#### What you will do
Of the lines in the listing below, how many hold "hinzufügen"? Answer with the number only.

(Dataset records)

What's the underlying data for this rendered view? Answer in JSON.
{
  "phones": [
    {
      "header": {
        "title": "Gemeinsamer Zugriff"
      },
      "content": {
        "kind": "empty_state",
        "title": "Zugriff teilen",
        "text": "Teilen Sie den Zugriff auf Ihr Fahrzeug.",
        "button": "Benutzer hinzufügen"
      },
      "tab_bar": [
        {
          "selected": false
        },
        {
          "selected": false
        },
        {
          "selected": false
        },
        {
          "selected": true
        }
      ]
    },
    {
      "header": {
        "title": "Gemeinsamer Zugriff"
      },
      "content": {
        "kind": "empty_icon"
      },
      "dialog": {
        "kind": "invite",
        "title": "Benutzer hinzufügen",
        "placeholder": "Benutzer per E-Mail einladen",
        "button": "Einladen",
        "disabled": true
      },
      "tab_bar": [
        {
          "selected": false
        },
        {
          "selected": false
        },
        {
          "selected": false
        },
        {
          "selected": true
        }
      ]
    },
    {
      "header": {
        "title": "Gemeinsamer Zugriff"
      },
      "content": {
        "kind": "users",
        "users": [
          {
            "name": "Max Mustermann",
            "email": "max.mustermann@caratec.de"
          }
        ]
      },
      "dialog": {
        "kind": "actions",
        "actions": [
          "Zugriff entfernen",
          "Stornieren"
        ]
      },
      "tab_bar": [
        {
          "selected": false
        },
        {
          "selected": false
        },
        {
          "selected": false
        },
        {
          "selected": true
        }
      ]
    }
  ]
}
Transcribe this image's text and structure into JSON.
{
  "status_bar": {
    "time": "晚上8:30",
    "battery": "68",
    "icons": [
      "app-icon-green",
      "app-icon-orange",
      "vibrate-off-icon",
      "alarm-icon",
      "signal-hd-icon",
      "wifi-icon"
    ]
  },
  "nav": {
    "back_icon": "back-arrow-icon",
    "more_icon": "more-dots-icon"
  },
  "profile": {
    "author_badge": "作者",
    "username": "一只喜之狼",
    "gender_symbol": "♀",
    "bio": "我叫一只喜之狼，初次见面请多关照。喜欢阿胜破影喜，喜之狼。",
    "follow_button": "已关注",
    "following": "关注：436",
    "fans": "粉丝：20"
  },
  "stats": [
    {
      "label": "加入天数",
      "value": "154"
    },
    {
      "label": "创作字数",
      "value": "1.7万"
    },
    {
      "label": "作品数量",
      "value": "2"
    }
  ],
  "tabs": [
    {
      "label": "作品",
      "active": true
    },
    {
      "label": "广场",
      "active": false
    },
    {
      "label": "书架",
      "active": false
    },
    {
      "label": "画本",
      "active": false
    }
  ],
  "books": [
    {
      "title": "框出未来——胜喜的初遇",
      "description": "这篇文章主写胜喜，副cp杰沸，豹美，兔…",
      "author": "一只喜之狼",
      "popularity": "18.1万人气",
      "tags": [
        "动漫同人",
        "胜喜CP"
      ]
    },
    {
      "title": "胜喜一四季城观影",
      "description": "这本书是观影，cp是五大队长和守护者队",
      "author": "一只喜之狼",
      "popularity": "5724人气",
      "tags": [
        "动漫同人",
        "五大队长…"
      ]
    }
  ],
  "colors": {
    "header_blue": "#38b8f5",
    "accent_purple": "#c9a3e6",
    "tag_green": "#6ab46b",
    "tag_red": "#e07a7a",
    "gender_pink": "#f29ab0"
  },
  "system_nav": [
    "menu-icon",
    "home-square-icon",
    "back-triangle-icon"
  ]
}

#### Answer to the problem
2